## Extrait source
M. VILLAUMÉ est aussi d’avis qu’il faut des lois sur la police de la chasse, ne fût-ce que pour réglementer l’impôt du port d’armes qui doit être taxé comme toutes choses voluptuaires ou d’agrément inutiles à la société. Néanmoins, il est d’avis que le gibier coûtant beaucoup plus qu’il ne vaut pour l’alimentation publique, la loi devrait autoriser le propriétaire à le chasser en tout temps sur sa propriété. En outre, M. Villiaumé justifie les juges du soupçon de partialité, et remontre qu’au contraire, la plupart d’entre eux sont plutôt propriétaires que chasseurs.
M. ROBINOT, ancien élève de l’École polytechnique, chef de division au Crédit Mobilier, croit utile de faire une observation sur les considérations qui ont décidé le législateur à classer le gibier parmi les choses dites res nullius.
On a dit que la difficulté de déterminer quelles parties du sol ont vu naître et se développer les animaux de chasse avait dû décider les législateurs à les classer parmi les choses n’appartenant à personne, et dont la propriété s’acquiert par l’occupation. Cependant, il est incontestable que la très grande partie du gibier de la France, par exemple, a puisé sa nourriture sur l’ensemble du territoire français, et ainsi pour chaque empire. Ce sont donc les propriétaires du sol et ceux qui appliquent spécialement leurs soins à sa culture qui font les frais de l’éducation de ce gibier. Il semblerait donc naturel de leur en donner exclusivement les avantages.
S’il est vrai que la loi leur donne une double action contre les personnes munies de permis de chasse, qui ne sont ni propriétaires du sol, ni cultivateurs, et qui se livrent au braconnage quand ces personnes ne se sont pas conformées à toutes ses prescriptions, il est certain aussi que les propriétaires alors cultivateurs, n’ont pas le droit de détruire le gibier à leur manière et en temps prohibé, dût-il leur nuire.

## Extraits des lignes
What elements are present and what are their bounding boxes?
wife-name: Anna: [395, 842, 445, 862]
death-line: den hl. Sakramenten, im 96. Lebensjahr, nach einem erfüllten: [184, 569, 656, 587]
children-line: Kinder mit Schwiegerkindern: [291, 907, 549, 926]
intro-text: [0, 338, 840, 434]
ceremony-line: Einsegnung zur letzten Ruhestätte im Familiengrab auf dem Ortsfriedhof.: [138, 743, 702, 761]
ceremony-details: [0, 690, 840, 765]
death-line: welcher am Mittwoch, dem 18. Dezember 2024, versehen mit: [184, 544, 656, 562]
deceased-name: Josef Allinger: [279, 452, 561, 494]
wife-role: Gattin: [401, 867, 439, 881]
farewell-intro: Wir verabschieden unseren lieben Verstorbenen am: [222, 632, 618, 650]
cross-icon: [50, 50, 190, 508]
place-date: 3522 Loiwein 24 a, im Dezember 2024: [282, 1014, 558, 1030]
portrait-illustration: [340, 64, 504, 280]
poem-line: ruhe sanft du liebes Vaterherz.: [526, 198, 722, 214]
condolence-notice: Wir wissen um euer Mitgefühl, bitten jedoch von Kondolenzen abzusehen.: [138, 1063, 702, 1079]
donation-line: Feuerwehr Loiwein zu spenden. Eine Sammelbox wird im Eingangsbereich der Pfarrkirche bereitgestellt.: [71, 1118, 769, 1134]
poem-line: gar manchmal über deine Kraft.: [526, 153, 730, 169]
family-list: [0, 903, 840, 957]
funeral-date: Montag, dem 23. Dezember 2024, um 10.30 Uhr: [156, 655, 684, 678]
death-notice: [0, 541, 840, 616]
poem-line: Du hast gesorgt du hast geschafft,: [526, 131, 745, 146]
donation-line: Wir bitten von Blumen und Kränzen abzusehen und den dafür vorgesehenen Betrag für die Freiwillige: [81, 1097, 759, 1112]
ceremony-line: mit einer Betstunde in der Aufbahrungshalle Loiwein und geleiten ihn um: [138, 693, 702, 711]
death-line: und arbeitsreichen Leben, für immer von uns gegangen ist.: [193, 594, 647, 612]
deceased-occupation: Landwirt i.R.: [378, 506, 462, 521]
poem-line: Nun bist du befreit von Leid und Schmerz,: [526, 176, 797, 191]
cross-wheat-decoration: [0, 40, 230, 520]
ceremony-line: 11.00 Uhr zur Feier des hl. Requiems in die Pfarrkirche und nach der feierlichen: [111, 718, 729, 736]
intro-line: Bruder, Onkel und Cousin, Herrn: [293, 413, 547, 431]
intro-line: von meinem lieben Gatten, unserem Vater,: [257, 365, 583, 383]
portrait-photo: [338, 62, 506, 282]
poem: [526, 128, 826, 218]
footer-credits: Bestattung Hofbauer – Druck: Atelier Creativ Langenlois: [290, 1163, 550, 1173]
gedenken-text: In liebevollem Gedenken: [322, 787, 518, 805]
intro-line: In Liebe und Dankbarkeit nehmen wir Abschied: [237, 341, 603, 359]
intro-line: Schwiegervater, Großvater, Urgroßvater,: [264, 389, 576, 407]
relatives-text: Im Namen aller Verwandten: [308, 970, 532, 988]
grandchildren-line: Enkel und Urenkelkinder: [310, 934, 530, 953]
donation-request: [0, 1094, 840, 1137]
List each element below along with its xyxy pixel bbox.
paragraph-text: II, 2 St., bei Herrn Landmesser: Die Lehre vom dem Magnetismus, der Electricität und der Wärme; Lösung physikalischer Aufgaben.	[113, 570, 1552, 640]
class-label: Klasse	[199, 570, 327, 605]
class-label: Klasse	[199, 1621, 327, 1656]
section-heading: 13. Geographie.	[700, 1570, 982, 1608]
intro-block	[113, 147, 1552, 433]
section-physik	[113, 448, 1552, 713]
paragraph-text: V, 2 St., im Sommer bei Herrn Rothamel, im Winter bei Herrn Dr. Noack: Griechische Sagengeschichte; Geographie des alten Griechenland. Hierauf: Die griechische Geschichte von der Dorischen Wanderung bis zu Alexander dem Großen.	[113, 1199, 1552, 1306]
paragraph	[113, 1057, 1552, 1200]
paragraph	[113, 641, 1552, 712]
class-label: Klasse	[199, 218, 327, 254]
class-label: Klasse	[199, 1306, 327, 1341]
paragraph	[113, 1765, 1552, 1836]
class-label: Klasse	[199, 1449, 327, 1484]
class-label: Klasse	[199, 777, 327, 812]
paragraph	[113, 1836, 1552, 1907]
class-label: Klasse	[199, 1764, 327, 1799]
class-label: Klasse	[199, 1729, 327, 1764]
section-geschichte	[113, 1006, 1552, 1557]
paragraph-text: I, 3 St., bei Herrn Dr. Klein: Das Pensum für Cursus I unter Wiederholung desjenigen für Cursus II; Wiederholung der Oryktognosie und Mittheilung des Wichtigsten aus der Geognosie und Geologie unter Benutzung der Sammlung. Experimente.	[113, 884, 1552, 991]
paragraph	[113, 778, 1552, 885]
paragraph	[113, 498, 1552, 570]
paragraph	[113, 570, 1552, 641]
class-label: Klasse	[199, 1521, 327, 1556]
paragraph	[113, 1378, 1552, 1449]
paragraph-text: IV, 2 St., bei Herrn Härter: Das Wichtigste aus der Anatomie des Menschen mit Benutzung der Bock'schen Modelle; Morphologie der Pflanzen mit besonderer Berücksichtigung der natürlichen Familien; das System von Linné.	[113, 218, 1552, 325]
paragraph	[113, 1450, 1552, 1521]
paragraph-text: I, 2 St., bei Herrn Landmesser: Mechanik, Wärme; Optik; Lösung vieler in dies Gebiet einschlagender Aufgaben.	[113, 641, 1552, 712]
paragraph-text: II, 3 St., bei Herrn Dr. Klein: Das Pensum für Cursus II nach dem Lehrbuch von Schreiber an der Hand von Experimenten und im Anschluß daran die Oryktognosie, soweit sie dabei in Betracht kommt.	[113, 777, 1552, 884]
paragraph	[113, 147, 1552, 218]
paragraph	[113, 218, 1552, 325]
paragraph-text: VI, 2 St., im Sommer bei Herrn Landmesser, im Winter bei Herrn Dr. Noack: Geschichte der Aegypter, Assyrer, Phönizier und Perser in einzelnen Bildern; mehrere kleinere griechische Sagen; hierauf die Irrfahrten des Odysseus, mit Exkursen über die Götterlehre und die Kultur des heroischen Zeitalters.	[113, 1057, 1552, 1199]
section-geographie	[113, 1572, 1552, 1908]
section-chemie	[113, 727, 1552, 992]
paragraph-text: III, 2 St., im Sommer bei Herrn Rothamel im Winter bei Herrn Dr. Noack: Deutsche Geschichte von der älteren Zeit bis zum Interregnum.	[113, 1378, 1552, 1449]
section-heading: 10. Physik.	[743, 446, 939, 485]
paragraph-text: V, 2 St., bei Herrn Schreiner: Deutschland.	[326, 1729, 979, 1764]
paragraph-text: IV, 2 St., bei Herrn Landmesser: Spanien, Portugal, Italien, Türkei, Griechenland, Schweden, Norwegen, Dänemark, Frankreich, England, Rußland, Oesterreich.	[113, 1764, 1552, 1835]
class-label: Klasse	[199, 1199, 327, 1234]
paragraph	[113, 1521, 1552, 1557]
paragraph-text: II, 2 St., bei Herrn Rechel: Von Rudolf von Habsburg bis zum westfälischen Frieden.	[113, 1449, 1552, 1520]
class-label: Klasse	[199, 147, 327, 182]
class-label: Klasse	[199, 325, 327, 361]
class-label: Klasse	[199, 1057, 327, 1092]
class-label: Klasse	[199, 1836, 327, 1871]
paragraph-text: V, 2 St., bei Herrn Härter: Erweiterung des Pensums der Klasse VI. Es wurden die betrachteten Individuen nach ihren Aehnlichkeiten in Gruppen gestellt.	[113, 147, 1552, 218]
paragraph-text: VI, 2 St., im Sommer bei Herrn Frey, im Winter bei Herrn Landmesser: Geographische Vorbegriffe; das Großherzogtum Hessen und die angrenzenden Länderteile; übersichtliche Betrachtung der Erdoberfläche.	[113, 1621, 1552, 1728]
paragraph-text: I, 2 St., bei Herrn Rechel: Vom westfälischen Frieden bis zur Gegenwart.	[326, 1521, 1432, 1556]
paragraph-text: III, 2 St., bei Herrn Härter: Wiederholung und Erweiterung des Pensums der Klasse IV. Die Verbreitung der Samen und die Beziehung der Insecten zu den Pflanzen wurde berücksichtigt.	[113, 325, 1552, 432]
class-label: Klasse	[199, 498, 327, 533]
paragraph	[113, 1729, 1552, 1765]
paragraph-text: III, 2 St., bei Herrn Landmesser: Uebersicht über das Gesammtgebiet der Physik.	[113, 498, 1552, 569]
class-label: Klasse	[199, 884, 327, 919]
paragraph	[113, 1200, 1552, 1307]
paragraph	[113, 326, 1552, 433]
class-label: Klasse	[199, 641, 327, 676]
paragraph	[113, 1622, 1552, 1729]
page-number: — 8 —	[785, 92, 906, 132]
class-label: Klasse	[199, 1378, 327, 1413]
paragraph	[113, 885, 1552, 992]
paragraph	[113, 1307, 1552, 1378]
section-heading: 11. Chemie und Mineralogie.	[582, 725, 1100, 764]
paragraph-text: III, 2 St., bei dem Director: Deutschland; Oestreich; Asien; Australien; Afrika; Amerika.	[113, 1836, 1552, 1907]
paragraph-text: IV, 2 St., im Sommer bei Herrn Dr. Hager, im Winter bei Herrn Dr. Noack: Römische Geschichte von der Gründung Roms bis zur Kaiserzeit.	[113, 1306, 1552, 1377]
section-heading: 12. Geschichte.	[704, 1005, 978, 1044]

## Consigne
Recopiez intégralement le texte sur la police de la chasse, s'il vous plaît, sans en modifier un seul mot ni la ponctuation.

## Corrigé détaillé
M. VILLAUMÉ est aussi d’avis qu’il faut des lois sur la police de la chasse, ne fût-ce que pour réglementer l’impôt du port d’armes qui doit être taxé comme toutes choses voluptuaires ou d’agrément inutiles à la société. Néanmoins, il est d’avis que le gibier coûtant beaucoup plus qu’il ne vaut pour l’alimentation publique, la loi devrait autoriser le propriétaire à le chasser en tout temps sur sa propriété. En outre, M. Villiaumé justifie les juges du soupçon de partialité, et remontre qu’au contraire, la plupart d’entre eux sont plutôt propriétaires que chasseurs.
M. ROBINOT, ancien élève de l’École polytechnique, chef de division au Crédit Mobilier, croit utile de faire une observation sur les considérations qui ont décidé le législateur à classer le gibier parmi les choses dites res nullius.
On a dit que la difficulté de déterminer quelles parties du sol ont vu naître et se développer les animaux de chasse avait dû décider les législateurs à les classer parmi les choses n’appartenant à personne, et dont la propriété s’acquiert par l’occupation. Cependant, il est incontestable que la très grande partie du gibier de la France, par exemple, a puisé sa nourriture sur l’ensemble du territoire français, et ainsi pour chaque empire. Ce sont donc les propriétaires du sol et ceux qui appliquent spécialement leurs soins à sa culture qui font les frais de l’éducation de ce gibier. Il semblerait donc naturel de leur en donner exclusivement les avantages.
S’il est vrai que la loi leur donne une double action contre les personnes munies de permis de chasse, qui ne sont ni propriétaires du sol, ni cultivateurs, et qui se livrent au braconnage quand ces personnes ne se sont pas conformées à toutes ses prescriptions, il est certain aussi que les propriétaires alors cultivateurs, n’ont pas le droit de détruire le gibier à leur manière et en temps prohibé, dût-il leur nuire.